# [OBJECTIVE]
Output each entry verbatim and exclude every picture from it.

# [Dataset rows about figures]
--- Start ---

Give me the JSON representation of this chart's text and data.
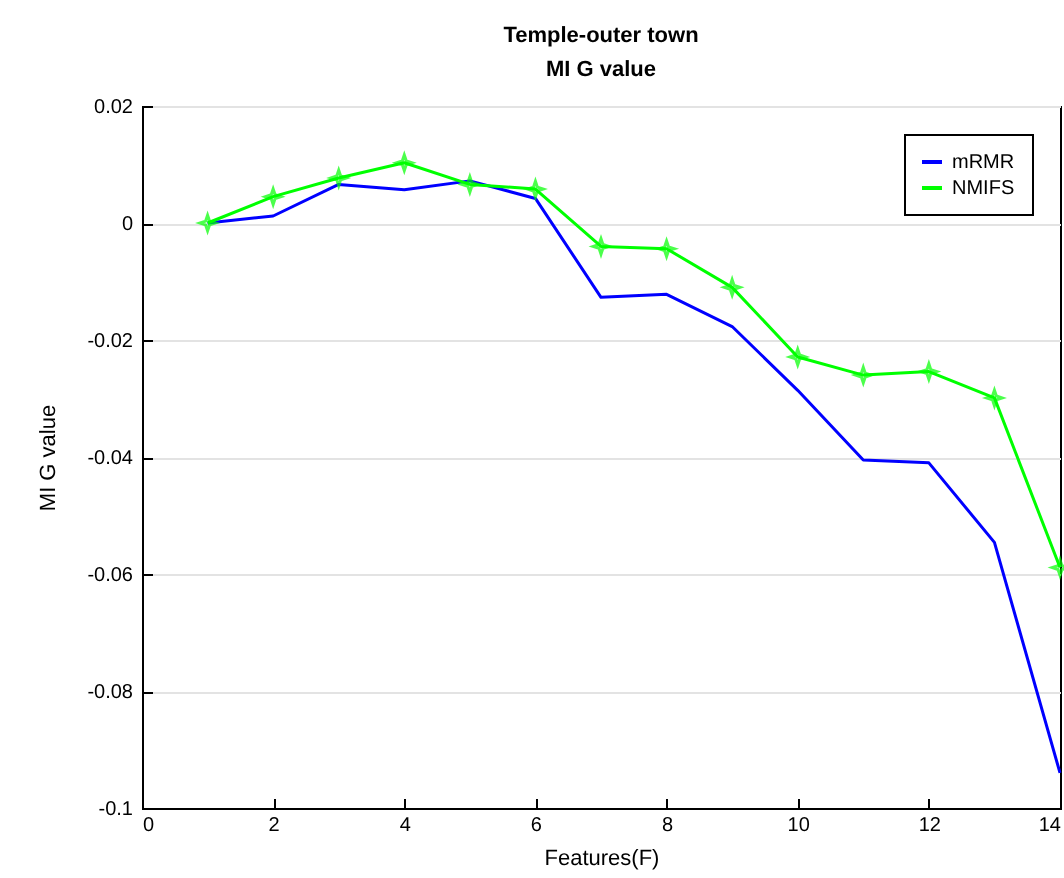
{
  "chart_data": {
    "type": "line",
    "title": "Temple-outer town",
    "subtitle": "MI G value",
    "xlabel": "Features(F)",
    "ylabel": "MI G value",
    "x": [
      1,
      2,
      3,
      4,
      5,
      6,
      7,
      8,
      9,
      10,
      11,
      12,
      13,
      14
    ],
    "series": [
      {
        "name": "mRMR",
        "color": "#0000ff",
        "marker": "none",
        "values": [
          0,
          0.0012,
          0.0066,
          0.0057,
          0.0072,
          0.0042,
          -0.0127,
          -0.0122,
          -0.0177,
          -0.0286,
          -0.0405,
          -0.041,
          -0.0546,
          -0.094
        ]
      },
      {
        "name": "NMIFS",
        "color": "#00ff00",
        "marker": "star",
        "values": [
          0,
          0.0045,
          0.0077,
          0.0103,
          0.0066,
          0.0058,
          -0.004,
          -0.0044,
          -0.011,
          -0.0229,
          -0.026,
          -0.0254,
          -0.0299,
          -0.0589
        ]
      }
    ],
    "xlim": [
      0,
      14
    ],
    "xticks": [
      0,
      2,
      4,
      6,
      8,
      10,
      12,
      14
    ],
    "ylim": [
      -0.1,
      0.02
    ],
    "yticks": [
      -0.1,
      -0.08,
      -0.06,
      -0.04,
      -0.02,
      0,
      0.02
    ],
    "grid": "y",
    "legend": "top right",
    "line_style": "solid"
  }
}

--- End ---

# [RESULT BELOW]
Give me the JSON representation of this chart's text and data.
{
  "chart_data": {
    "type": "line",
    "title": "Temple-outer town",
    "subtitle": "MI G value",
    "xlabel": "Features(F)",
    "ylabel": "MI G value",
    "x": [
      1,
      2,
      3,
      4,
      5,
      6,
      7,
      8,
      9,
      10,
      11,
      12,
      13,
      14
    ],
    "series": [
      {
        "name": "mRMR",
        "color": "#0000ff",
        "marker": "none",
        "values": [
          0,
          0.0012,
          0.0066,
          0.0057,
          0.0072,
          0.0042,
          -0.0127,
          -0.0122,
          -0.0177,
          -0.0286,
          -0.0405,
          -0.041,
          -0.0546,
          -0.094
        ]
      },
      {
        "name": "NMIFS",
        "color": "#00ff00",
        "marker": "star",
        "values": [
          0,
          0.0045,
          0.0077,
          0.0103,
          0.0066,
          0.0058,
          -0.004,
          -0.0044,
          -0.011,
          -0.0229,
          -0.026,
          -0.0254,
          -0.0299,
          -0.0589
        ]
      }
    ],
    "xlim": [
      0,
      14
    ],
    "xticks": [
      0,
      2,
      4,
      6,
      8,
      10,
      12,
      14
    ],
    "ylim": [
      -0.1,
      0.02
    ],
    "yticks": [
      -0.1,
      -0.08,
      -0.06,
      -0.04,
      -0.02,
      0,
      0.02
    ],
    "grid": "y",
    "legend": "top right",
    "line_style": "solid"
  }
}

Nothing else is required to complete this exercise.